[GOAL OF THE EXERCISE] From the listing below, pick out each line with the word "Gail".

[Extracted records]
════

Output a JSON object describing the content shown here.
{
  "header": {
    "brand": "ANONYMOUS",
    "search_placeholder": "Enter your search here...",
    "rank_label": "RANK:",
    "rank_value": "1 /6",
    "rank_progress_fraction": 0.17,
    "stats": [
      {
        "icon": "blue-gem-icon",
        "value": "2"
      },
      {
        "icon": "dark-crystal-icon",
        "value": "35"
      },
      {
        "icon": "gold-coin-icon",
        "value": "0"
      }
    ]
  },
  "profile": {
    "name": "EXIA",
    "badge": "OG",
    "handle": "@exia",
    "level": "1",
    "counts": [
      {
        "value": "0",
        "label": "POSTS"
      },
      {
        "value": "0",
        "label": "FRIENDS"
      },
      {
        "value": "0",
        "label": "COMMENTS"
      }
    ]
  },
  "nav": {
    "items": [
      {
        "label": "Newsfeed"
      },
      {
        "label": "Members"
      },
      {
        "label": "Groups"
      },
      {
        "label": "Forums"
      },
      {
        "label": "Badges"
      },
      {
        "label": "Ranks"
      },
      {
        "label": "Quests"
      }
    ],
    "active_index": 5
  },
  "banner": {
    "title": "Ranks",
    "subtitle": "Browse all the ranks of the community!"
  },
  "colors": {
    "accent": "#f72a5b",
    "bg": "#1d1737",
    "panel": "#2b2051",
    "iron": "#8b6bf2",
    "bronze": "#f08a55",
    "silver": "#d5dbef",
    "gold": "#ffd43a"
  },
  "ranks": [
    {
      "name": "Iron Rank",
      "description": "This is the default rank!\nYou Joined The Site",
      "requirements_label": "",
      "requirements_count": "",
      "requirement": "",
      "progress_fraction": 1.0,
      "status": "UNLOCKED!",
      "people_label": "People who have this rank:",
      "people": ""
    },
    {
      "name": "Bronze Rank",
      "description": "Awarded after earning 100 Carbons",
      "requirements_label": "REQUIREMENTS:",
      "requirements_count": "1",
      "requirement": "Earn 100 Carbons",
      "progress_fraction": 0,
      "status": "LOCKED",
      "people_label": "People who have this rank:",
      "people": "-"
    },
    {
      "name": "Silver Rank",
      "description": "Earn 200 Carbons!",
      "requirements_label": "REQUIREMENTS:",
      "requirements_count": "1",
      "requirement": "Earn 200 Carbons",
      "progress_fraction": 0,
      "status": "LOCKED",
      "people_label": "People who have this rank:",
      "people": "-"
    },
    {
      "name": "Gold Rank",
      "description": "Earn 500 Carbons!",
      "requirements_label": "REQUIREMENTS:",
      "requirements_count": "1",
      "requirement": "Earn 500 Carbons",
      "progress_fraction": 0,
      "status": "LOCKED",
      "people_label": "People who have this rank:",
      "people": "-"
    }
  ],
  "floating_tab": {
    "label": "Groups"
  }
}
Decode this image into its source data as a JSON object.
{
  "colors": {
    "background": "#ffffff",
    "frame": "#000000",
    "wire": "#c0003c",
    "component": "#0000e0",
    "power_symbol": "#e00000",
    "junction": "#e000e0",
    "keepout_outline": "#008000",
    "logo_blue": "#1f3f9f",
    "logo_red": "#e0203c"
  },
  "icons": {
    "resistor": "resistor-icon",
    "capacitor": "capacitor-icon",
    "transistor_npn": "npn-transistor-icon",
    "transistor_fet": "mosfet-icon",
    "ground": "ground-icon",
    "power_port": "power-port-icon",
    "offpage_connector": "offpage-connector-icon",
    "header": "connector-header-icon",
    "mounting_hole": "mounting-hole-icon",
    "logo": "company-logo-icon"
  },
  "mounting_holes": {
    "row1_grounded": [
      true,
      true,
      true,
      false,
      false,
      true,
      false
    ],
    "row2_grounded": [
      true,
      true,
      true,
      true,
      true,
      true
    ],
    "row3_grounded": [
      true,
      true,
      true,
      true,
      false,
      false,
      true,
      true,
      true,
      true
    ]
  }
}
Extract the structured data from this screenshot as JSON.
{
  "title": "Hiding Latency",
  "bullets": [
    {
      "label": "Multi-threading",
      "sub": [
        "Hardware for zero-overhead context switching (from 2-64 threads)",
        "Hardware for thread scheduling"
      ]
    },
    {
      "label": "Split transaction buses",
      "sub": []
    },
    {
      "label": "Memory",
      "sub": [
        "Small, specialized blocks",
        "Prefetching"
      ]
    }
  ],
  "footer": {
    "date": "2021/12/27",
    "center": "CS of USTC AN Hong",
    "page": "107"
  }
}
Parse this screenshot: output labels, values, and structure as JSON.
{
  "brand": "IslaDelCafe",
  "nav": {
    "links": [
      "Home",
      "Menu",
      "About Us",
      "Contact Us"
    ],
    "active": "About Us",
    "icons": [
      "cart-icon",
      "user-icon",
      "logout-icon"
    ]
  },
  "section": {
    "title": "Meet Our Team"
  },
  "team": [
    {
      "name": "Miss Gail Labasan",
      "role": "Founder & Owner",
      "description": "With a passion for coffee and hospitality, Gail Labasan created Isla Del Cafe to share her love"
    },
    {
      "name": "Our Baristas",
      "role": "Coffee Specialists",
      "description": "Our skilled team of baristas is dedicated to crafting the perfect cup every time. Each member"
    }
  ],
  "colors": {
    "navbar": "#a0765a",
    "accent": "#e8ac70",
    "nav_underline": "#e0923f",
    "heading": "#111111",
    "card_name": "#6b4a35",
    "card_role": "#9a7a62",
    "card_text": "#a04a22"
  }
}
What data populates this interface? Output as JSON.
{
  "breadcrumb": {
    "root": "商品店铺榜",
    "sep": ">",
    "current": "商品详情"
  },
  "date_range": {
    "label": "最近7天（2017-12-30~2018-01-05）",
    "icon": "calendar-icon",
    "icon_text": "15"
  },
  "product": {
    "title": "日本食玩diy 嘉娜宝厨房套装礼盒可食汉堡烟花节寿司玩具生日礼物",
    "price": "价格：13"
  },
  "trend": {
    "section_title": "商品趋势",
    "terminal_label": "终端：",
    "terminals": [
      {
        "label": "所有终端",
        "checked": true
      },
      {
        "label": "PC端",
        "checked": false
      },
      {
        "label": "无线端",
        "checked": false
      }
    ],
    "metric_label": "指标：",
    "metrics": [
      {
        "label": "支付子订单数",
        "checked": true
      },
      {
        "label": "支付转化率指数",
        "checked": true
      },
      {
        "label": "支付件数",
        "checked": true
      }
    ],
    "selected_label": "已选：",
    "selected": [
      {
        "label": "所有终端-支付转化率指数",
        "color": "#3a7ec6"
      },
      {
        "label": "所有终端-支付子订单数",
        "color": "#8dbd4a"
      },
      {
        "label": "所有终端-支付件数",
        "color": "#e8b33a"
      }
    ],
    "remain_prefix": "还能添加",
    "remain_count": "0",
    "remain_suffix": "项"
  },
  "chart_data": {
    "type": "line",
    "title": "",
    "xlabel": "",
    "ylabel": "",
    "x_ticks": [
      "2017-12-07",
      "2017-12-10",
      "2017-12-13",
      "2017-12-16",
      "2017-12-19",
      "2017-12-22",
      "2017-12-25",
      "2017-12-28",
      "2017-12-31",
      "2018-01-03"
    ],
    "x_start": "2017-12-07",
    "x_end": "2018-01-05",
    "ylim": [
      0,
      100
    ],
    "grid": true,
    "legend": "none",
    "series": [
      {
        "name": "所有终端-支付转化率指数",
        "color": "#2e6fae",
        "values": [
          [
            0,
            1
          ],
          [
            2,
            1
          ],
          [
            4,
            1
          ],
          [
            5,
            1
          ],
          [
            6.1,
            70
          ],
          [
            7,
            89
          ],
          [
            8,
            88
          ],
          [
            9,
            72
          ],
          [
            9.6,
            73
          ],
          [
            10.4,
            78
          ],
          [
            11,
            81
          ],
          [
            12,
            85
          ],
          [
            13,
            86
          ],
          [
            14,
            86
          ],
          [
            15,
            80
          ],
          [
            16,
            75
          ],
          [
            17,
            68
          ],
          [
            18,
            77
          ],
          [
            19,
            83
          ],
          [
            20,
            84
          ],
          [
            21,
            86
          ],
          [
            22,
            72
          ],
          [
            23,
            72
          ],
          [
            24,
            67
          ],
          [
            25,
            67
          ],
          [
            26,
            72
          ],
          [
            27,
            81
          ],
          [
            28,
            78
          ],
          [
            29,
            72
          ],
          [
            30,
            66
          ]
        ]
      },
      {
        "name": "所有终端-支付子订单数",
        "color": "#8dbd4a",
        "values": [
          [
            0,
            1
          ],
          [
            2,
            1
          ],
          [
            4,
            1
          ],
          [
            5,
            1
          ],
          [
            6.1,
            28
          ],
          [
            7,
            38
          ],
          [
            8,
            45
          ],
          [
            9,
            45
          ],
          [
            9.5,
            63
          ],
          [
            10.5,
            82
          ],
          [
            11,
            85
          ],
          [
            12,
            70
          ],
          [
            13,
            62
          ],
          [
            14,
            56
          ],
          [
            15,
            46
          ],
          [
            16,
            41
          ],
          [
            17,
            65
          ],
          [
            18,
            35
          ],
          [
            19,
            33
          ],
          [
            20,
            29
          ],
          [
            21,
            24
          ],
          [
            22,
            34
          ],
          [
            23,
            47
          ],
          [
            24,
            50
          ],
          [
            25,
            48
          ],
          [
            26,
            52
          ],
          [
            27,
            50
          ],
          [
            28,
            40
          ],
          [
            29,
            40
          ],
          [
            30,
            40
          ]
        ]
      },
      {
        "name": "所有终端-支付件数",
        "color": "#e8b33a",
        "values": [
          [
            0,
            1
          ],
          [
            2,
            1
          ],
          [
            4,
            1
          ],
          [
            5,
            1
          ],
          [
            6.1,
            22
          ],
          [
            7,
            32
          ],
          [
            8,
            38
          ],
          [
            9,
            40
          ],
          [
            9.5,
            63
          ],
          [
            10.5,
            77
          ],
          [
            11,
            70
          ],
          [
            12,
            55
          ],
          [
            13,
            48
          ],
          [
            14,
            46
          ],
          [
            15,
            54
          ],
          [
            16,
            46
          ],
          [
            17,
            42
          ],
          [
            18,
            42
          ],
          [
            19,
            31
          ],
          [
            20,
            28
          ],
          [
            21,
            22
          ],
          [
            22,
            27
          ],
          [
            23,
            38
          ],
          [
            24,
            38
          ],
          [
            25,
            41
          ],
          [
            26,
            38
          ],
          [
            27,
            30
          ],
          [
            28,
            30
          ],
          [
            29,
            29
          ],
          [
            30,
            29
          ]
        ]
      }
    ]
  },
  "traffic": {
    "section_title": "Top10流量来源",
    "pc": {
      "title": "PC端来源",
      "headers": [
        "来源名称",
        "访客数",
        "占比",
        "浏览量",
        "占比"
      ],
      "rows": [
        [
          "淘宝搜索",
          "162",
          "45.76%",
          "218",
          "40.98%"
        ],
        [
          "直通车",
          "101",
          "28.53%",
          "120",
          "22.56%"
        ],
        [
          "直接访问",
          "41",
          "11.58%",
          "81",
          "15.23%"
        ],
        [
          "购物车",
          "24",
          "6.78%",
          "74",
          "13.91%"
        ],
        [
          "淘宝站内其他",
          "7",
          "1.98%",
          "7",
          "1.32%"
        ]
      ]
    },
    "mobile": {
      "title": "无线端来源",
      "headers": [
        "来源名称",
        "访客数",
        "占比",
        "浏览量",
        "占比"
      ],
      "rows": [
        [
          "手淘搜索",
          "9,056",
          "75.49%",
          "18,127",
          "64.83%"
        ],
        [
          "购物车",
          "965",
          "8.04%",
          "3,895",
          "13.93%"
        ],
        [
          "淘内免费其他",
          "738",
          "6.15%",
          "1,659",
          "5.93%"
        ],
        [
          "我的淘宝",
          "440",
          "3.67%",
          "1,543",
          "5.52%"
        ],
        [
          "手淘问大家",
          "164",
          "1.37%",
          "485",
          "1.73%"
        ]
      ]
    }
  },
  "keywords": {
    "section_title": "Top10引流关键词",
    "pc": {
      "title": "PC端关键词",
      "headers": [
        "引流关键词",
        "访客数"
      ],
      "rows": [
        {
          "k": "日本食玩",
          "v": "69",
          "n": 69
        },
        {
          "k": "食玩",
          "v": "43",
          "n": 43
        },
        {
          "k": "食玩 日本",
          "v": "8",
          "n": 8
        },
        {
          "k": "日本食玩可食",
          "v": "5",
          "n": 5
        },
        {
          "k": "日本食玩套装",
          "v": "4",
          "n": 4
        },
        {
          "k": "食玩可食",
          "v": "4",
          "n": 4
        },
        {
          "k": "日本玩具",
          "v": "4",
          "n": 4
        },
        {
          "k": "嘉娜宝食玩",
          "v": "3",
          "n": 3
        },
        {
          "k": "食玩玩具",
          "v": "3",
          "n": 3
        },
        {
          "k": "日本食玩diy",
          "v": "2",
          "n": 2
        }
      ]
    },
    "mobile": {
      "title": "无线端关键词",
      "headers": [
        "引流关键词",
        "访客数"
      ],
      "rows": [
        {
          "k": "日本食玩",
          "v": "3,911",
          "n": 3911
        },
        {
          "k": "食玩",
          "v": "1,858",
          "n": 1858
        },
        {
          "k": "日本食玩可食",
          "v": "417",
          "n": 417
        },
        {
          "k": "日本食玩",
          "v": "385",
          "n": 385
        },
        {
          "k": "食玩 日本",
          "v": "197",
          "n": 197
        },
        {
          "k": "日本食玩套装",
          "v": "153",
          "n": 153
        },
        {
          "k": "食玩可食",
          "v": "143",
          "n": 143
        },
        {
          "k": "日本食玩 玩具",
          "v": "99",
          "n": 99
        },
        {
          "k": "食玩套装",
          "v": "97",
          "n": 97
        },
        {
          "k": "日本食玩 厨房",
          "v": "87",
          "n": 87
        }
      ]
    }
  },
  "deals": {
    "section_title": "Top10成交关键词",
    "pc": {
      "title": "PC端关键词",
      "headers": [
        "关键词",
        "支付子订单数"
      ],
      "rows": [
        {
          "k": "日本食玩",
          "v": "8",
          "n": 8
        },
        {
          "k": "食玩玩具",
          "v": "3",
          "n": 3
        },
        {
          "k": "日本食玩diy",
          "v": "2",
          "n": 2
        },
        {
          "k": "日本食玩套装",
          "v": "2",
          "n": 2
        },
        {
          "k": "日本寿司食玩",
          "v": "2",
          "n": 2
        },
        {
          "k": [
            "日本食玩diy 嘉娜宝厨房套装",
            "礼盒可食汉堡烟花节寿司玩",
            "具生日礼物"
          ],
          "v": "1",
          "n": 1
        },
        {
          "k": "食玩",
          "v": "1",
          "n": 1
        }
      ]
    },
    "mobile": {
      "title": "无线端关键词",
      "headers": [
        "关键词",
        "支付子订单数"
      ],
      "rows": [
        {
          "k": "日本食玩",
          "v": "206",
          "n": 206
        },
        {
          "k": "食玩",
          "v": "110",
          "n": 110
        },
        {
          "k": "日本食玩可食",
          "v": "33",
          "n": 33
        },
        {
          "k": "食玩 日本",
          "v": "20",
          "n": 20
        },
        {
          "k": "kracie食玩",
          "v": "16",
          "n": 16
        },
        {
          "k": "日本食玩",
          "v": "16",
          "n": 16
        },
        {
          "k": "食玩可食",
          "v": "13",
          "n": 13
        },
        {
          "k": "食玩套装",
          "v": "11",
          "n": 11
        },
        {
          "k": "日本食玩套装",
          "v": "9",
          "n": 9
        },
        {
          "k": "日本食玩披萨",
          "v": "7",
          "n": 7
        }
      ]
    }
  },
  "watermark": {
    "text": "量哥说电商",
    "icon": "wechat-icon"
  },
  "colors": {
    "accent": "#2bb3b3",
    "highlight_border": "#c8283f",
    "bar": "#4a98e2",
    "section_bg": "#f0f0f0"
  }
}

════

[THE RESULT]
      "name": "Miss Gail Labasan",
      "description": "With a passion for coffee and hospitality, Gail Labasan created Isla Del Cafe to share her love"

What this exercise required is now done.